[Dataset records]
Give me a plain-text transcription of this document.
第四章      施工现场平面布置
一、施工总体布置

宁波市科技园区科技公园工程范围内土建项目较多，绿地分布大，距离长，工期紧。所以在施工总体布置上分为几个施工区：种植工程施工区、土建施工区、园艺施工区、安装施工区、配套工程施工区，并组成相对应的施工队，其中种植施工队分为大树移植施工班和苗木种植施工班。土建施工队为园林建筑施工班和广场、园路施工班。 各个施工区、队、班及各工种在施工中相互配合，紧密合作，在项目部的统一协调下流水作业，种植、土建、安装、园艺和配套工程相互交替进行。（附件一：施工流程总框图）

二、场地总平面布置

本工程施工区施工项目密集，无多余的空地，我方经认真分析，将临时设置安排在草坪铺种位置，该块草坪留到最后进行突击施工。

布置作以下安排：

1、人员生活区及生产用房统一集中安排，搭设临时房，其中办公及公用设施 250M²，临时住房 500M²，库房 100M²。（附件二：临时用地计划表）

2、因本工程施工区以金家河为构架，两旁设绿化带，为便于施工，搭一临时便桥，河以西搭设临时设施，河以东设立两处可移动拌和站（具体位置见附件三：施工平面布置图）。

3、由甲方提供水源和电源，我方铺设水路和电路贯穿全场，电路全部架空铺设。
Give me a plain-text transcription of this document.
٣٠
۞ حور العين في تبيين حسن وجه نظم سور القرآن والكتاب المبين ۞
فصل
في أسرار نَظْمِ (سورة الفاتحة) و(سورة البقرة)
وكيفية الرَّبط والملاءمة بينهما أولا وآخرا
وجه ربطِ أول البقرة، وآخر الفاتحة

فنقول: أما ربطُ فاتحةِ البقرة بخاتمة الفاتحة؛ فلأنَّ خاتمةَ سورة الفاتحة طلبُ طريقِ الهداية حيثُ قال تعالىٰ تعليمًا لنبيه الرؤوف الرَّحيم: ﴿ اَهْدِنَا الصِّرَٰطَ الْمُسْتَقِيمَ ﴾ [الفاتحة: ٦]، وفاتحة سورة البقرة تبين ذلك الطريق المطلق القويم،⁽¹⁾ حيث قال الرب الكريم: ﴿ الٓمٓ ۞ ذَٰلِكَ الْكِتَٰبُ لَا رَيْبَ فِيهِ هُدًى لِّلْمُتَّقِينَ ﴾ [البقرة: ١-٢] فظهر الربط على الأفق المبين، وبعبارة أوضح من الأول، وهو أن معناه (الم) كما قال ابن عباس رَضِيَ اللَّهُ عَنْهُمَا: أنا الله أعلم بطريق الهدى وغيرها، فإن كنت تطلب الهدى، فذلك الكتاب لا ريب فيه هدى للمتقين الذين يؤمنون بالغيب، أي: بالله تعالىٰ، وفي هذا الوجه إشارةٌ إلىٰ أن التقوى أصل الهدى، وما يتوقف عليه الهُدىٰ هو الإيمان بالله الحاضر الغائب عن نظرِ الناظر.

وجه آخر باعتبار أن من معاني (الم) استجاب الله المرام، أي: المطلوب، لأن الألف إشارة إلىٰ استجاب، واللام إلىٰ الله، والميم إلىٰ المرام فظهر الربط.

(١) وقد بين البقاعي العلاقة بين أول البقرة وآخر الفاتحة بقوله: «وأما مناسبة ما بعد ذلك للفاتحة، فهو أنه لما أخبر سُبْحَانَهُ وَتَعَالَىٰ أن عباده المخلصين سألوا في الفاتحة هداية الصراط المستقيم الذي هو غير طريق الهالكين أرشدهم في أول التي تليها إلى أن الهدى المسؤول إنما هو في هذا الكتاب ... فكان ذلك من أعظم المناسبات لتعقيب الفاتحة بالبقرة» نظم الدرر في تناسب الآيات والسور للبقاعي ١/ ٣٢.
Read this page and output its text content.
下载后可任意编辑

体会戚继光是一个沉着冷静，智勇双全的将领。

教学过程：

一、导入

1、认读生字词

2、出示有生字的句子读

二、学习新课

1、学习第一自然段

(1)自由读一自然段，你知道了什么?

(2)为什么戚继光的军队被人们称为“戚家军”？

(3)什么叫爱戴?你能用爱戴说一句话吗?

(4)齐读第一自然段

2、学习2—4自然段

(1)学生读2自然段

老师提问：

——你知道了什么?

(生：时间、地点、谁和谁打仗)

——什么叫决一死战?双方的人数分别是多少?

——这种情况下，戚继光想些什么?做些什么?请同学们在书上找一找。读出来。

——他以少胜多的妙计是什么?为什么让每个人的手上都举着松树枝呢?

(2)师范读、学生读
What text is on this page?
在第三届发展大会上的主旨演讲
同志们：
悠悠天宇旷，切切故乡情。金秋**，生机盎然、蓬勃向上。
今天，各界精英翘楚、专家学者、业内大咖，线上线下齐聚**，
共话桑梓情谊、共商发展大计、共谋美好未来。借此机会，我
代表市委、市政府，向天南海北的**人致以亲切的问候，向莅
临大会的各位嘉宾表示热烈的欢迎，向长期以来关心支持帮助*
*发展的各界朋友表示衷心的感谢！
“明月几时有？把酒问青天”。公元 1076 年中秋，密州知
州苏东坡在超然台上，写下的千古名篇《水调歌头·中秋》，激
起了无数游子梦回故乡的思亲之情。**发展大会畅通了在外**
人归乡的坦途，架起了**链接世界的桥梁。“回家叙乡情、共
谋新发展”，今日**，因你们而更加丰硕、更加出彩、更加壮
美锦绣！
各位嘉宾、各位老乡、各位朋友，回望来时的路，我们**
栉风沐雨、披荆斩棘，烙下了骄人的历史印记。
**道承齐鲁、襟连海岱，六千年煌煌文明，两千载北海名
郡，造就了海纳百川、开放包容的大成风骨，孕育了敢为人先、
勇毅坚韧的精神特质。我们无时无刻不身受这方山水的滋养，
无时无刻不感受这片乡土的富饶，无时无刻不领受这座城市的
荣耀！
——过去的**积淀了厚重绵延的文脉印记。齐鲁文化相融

> Your task: Show all lines in the entries above where the string "this" appears.

> The response:
Give me a plain-text transcription of this document.
Give me a plain-text transcription of this document.
Read this page and output its text content.
What text is on this page?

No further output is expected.